CHP'de 'sansür yasası' mesaisi: İbrahim Kaboğlu'ndan çarpıcı tespitler

Abone ol

TBMM Anayasa Komisyonu üyesi ve CHP İstanbul Milletvekili İbrahim Kaboğlu, Sansür Yasası'nın 29. maddesiyle ilgili çarpıcı tespitlerde bulundu.

Resmi Gazete’de yayımlanarak yürürlüğe giren 7418 sayılı “Sansür” Yasası’nın 29. maddesini aynı gün Anayasa Mahkemesi’ne götüren Cumhuriyet Halk Partisi (CHP), kanunun diğer maddelerindeki aykırılıklara ilişkin başvuru hazırlıklarına da başladı.

AKP ve MHP tarafından "dezenformasyon ile mücadele" iddiasıyla kamuoyuna sunulan 'Basın Kanunu ile Bazı Kanunlarda Değişiklik Yapılmasına Dair Kanun' başlığıyla TBMM'ye gelen yasanın 29. maddesi kamuoyunun geniş kesimlerinden de tepki çekti.

Anayasa hukuku uzmanı, Türkiye Büyük Millet Meclisi (TBMM) Anayasa Komisyonu üyesi ve CHP İstanbul Milletvekili Prof. Dr. İbrahim Kabaoğlu, sansür yasasının 29. maddesi üzerine dikkat çeken tespitlerde bulundu.

Etiketli kutu kayıtları
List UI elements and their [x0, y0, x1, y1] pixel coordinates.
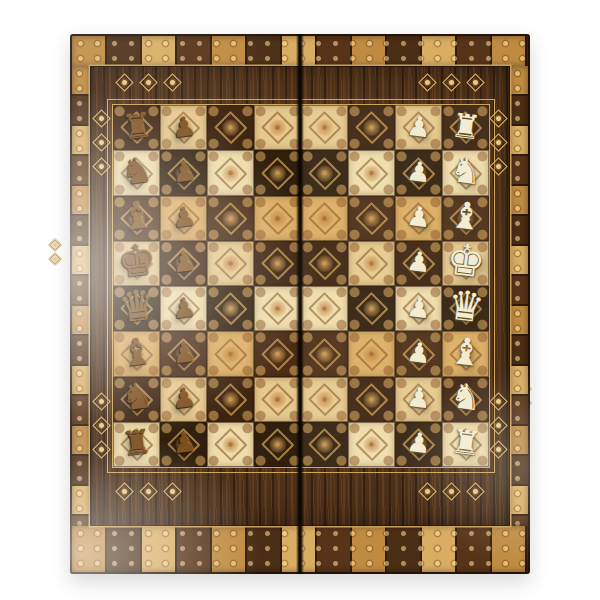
square[interactable]: ♝: [113, 331, 160, 376]
diamond-inlay-icon: [92, 440, 110, 458]
edge-inlay-icon: [50, 240, 60, 264]
square[interactable]: ♛: [113, 286, 160, 331]
square[interactable]: ♜: [113, 422, 160, 467]
white-pawn[interactable]: ♟: [405, 247, 432, 277]
black-knight[interactable]: ♞: [119, 152, 154, 191]
diamond-inlay-icon: [139, 73, 157, 91]
black-king[interactable]: ♚: [115, 238, 159, 285]
square[interactable]: ♛: [442, 286, 489, 331]
fold-seam: [296, 34, 304, 574]
square[interactable]: ♟: [160, 196, 207, 241]
black-queen[interactable]: ♛: [116, 284, 157, 329]
square[interactable]: ♟: [395, 150, 442, 195]
diamond-inlay-icon: [489, 133, 507, 151]
white-king[interactable]: ♚: [444, 238, 488, 285]
white-knight[interactable]: ♞: [448, 152, 483, 191]
corner-inlay-chain-icon: [492, 395, 505, 456]
diamond-inlay-icon: [418, 482, 436, 500]
diamond-inlay-icon: [466, 482, 484, 500]
diamond-inlay-icon: [163, 482, 181, 500]
black-pawn[interactable]: ♟: [170, 111, 197, 141]
black-pawn[interactable]: ♟: [170, 428, 197, 458]
diamond-inlay-icon: [92, 133, 110, 151]
diamond-inlay-icon: [489, 157, 507, 175]
square[interactable]: ♚: [113, 241, 160, 286]
square[interactable]: [348, 377, 395, 422]
white-pawn[interactable]: ♟: [405, 111, 432, 141]
chessboard: ♜♟♟♜♞♟♟♞♝♟♟♝♚♟♟♚♛♟♟♛♝♟♟♝♞♟♟♞♜♟♟♜: [70, 34, 530, 574]
diamond-inlay-icon: [92, 416, 110, 434]
square[interactable]: ♜: [113, 105, 160, 150]
corner-inlay-chain-icon: [95, 395, 108, 456]
white-pawn[interactable]: ♟: [405, 157, 432, 187]
square[interactable]: [348, 105, 395, 150]
black-rook[interactable]: ♜: [120, 108, 153, 144]
square[interactable]: [301, 150, 348, 195]
black-rook[interactable]: ♜: [120, 425, 153, 461]
diamond-inlay-icon: [139, 482, 157, 500]
square[interactable]: ♟: [160, 331, 207, 376]
diamond-inlay-icon: [489, 392, 507, 410]
black-pawn[interactable]: ♟: [170, 338, 197, 368]
white-pawn[interactable]: ♟: [405, 292, 432, 322]
square[interactable]: [301, 241, 348, 286]
black-pawn[interactable]: ♟: [170, 247, 197, 277]
black-pawn[interactable]: ♟: [170, 383, 197, 413]
black-bishop[interactable]: ♝: [118, 332, 155, 373]
white-bishop[interactable]: ♝: [447, 332, 484, 373]
diamond-inlay-icon: [92, 109, 110, 127]
square[interactable]: [301, 422, 348, 467]
square[interactable]: ♞: [442, 377, 489, 422]
diamond-inlay-icon: [48, 252, 62, 266]
white-rook[interactable]: ♜: [449, 108, 482, 144]
corner-inlay-chain-icon: [118, 76, 179, 89]
square[interactable]: ♟: [395, 331, 442, 376]
square[interactable]: [207, 422, 254, 467]
black-bishop[interactable]: ♝: [118, 196, 155, 237]
square[interactable]: ♚: [442, 241, 489, 286]
square[interactable]: ♟: [395, 196, 442, 241]
diamond-inlay-icon: [489, 440, 507, 458]
square[interactable]: [254, 105, 301, 150]
square[interactable]: [348, 422, 395, 467]
square[interactable]: [254, 377, 301, 422]
square[interactable]: [207, 196, 254, 241]
square[interactable]: [348, 196, 395, 241]
photo-stage: ♜♟♟♜♞♟♟♞♝♟♟♝♚♟♟♚♛♟♟♛♝♟♟♝♞♟♟♞♜♟♟♜: [0, 0, 600, 600]
square[interactable]: [348, 331, 395, 376]
square[interactable]: ♟: [160, 377, 207, 422]
square[interactable]: [301, 286, 348, 331]
corner-inlay-chain-icon: [95, 112, 108, 173]
square[interactable]: ♞: [113, 377, 160, 422]
square[interactable]: [207, 331, 254, 376]
corner-inlay-chain-icon: [421, 76, 482, 89]
square[interactable]: ♟: [395, 105, 442, 150]
square[interactable]: [254, 150, 301, 195]
white-knight[interactable]: ♞: [448, 378, 483, 417]
square[interactable]: [254, 196, 301, 241]
square[interactable]: [254, 241, 301, 286]
square[interactable]: ♜: [442, 105, 489, 150]
square[interactable]: ♞: [442, 150, 489, 195]
square[interactable]: [301, 196, 348, 241]
diamond-inlay-icon: [92, 157, 110, 175]
corner-inlay-chain-icon: [421, 485, 482, 498]
mosaic-tile-band-left: [72, 66, 90, 526]
corner-inlay-chain-icon: [118, 485, 179, 498]
square[interactable]: [301, 105, 348, 150]
square[interactable]: [207, 377, 254, 422]
square[interactable]: [207, 105, 254, 150]
square[interactable]: [207, 241, 254, 286]
white-pawn[interactable]: ♟: [405, 428, 432, 458]
square[interactable]: [207, 150, 254, 195]
square[interactable]: [254, 331, 301, 376]
square[interactable]: [348, 150, 395, 195]
black-knight[interactable]: ♞: [119, 378, 154, 417]
white-pawn[interactable]: ♟: [405, 383, 432, 413]
square[interactable]: ♟: [395, 422, 442, 467]
diamond-inlay-icon: [466, 73, 484, 91]
square[interactable]: [348, 241, 395, 286]
square[interactable]: ♟: [160, 150, 207, 195]
square[interactable]: [254, 422, 301, 467]
square[interactable]: ♟: [395, 286, 442, 331]
square[interactable]: ♟: [160, 241, 207, 286]
diamond-inlay-icon: [163, 73, 181, 91]
diamond-inlay-icon: [489, 416, 507, 434]
black-pawn[interactable]: ♟: [170, 202, 197, 232]
white-pawn[interactable]: ♟: [405, 202, 432, 232]
black-pawn[interactable]: ♟: [170, 157, 197, 187]
square[interactable]: ♞: [113, 150, 160, 195]
mosaic-tile-band-right: [510, 66, 528, 526]
square[interactable]: ♜: [442, 422, 489, 467]
square[interactable]: [254, 286, 301, 331]
diamond-inlay-icon: [489, 109, 507, 127]
diamond-inlay-icon: [92, 392, 110, 410]
white-rook[interactable]: ♜: [449, 425, 482, 461]
square[interactable]: [301, 377, 348, 422]
square[interactable]: [301, 331, 348, 376]
square[interactable]: ♟: [395, 241, 442, 286]
diamond-inlay-icon: [115, 482, 133, 500]
diamond-inlay-icon: [418, 73, 436, 91]
corner-inlay-chain-icon: [492, 112, 505, 173]
square[interactable]: ♟: [160, 286, 207, 331]
square[interactable]: [207, 286, 254, 331]
square[interactable]: ♝: [442, 331, 489, 376]
diamond-inlay-icon: [442, 73, 460, 91]
square[interactable]: ♟: [160, 105, 207, 150]
diamond-inlay-icon: [48, 238, 62, 252]
square[interactable]: ♟: [160, 422, 207, 467]
diamond-inlay-icon: [115, 73, 133, 91]
diamond-inlay-icon: [442, 482, 460, 500]
square[interactable]: [348, 286, 395, 331]
white-queen[interactable]: ♛: [445, 284, 486, 329]
white-pawn[interactable]: ♟: [405, 338, 432, 368]
black-pawn[interactable]: ♟: [170, 292, 197, 322]
square[interactable]: ♟: [395, 377, 442, 422]
white-bishop[interactable]: ♝: [447, 196, 484, 237]
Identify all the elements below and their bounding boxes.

Görevleriniz:
[A] Sansür yasasıyla ilgili habere göre CHP, yasanın hangi maddesini yürürlüğe girdiği gün Anayasa Mahkemesi'ne götürdü?
[B] Haberde "Anayasa hukuku uzmanı, Türkiye" ifadesinden başlayıp "çeken tespitlerde bulundu." ifadesine kadar uzanan bölümün tamamını aynen yeniden yazın.

Yanıtlar:
[A] Yasanın 29. maddesini.

[B]
Anayasa hukuku uzmanı, Türkiye Büyük Millet Meclisi (TBMM) Anayasa Komisyonu üyesi ve CHP İstanbul Milletvekili Prof. Dr. İbrahim Kabaoğlu, sansür yasasının 29. maddesi üzerine dikkat çeken tespitlerde bulundu.